- Problem description -
Extract, from the listing that follows, each line containing the word "this".

- Information shown -

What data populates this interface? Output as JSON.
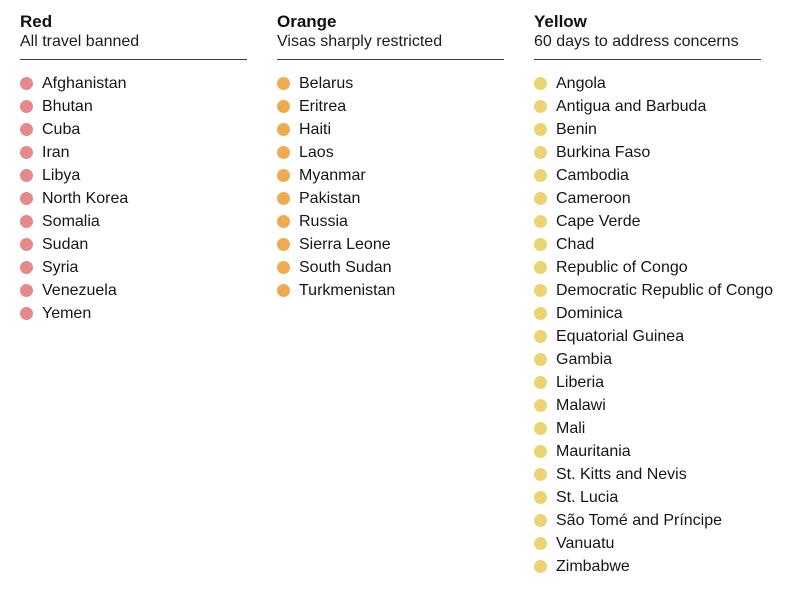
{
  "page": {
    "background": "#ffffff",
    "text_color": "#161616",
    "rule_color": "#3d3d3d"
  },
  "columns": [
    {
      "id": "red",
      "title": "Red",
      "subtitle": "All travel banned",
      "dot_color": "#e5898c",
      "countries": [
        "Afghanistan",
        "Bhutan",
        "Cuba",
        "Iran",
        "Libya",
        "North Korea",
        "Somalia",
        "Sudan",
        "Syria",
        "Venezuela",
        "Yemen"
      ]
    },
    {
      "id": "orange",
      "title": "Orange",
      "subtitle": "Visas sharply restricted",
      "dot_color": "#eeab50",
      "countries": [
        "Belarus",
        "Eritrea",
        "Haiti",
        "Laos",
        "Myanmar",
        "Pakistan",
        "Russia",
        "Sierra Leone",
        "South Sudan",
        "Turkmenistan"
      ]
    },
    {
      "id": "yellow",
      "title": "Yellow",
      "subtitle": "60 days to address concerns",
      "dot_color": "#ecd472",
      "countries": [
        "Angola",
        "Antigua and Barbuda",
        "Benin",
        "Burkina Faso",
        "Cambodia",
        "Cameroon",
        "Cape Verde",
        "Chad",
        "Republic of Congo",
        "Democratic Republic of Congo",
        "Dominica",
        "Equatorial Guinea",
        "Gambia",
        "Liberia",
        "Malawi",
        "Mali",
        "Mauritania",
        "St. Kitts and Nevis",
        "St. Lucia",
        "São Tomé and Príncipe",
        "Vanuatu",
        "Zimbabwe"
      ]
    }
  ]
}
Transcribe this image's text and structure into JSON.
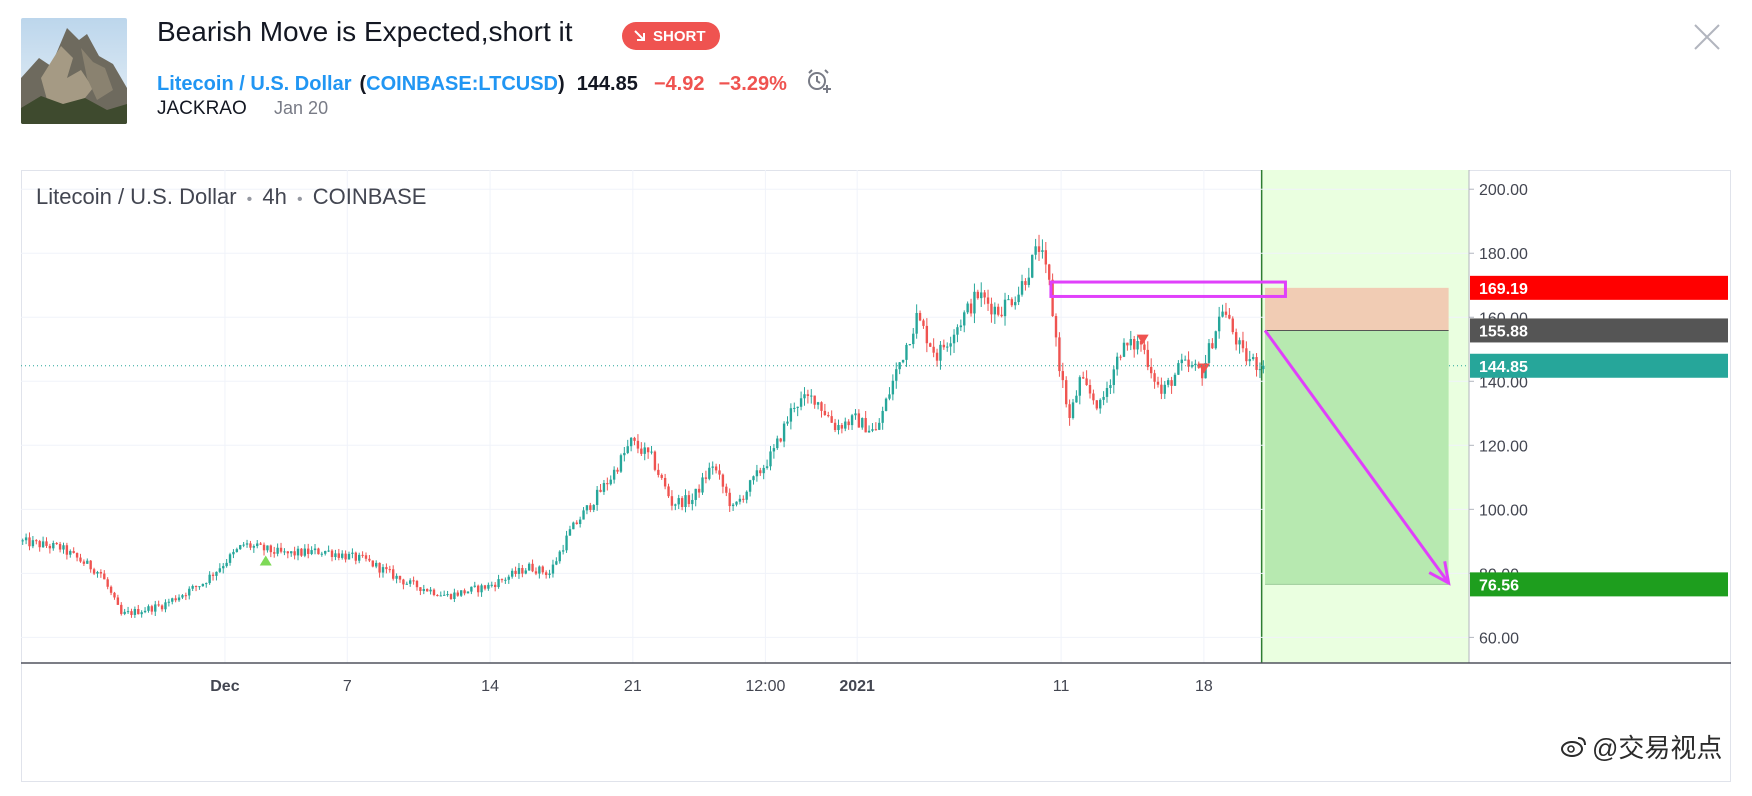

- Exercise result -
What data populates this interface? Output as JSON.
Transcribe this image's text and structure into JSON.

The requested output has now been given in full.